* **Required work**
Write out the whole listing word for word.

□ □ □

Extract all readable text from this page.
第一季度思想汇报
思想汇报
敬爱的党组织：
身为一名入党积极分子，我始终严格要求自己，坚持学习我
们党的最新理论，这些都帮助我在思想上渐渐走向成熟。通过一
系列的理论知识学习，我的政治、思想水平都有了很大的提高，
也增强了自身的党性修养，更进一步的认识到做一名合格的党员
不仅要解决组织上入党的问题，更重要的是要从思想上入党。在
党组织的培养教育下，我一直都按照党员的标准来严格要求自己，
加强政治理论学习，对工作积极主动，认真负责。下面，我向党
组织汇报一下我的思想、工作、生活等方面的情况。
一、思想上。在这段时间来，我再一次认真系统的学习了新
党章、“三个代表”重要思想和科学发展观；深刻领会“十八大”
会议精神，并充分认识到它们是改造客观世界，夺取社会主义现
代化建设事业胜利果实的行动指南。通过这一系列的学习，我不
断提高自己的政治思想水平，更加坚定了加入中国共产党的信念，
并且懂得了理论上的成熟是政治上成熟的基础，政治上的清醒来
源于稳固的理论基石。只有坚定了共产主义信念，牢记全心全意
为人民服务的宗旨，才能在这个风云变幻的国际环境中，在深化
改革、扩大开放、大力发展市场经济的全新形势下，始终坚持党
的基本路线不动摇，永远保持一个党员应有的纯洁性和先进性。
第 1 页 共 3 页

□ □ □

* **Exercise output**
Extract all readable text from this page.
第一季度思想汇报
思想汇报
敬爱的党组织：
身为一名入党积极分子，我始终严格要求自己，坚持学习我
们党的最新理论，这些都帮助我在思想上渐渐走向成熟。通过一
系列的理论知识学习，我的政治、思想水平都有了很大的提高，
也增强了自身的党性修养，更进一步的认识到做一名合格的党员
不仅要解决组织上入党的问题，更重要的是要从思想上入党。在
党组织的培养教育下，我一直都按照党员的标准来严格要求自己，
加强政治理论学习，对工作积极主动，认真负责。下面，我向党
组织汇报一下我的思想、工作、生活等方面的情况。
一、思想上。在这段时间来，我再一次认真系统的学习了新
党章、“三个代表”重要思想和科学发展观；深刻领会“十八大”
会议精神，并充分认识到它们是改造客观世界，夺取社会主义现
代化建设事业胜利果实的行动指南。通过这一系列的学习，我不
断提高自己的政治思想水平，更加坚定了加入中国共产党的信念，
并且懂得了理论上的成熟是政治上成熟的基础，政治上的清醒来
源于稳固的理论基石。只有坚定了共产主义信念，牢记全心全意
为人民服务的宗旨，才能在这个风云变幻的国际环境中，在深化
改革、扩大开放、大力发展市场经济的全新形势下，始终坚持党
的基本路线不动摇，永远保持一个党员应有的纯洁性和先进性。
第 1 页 共 3 页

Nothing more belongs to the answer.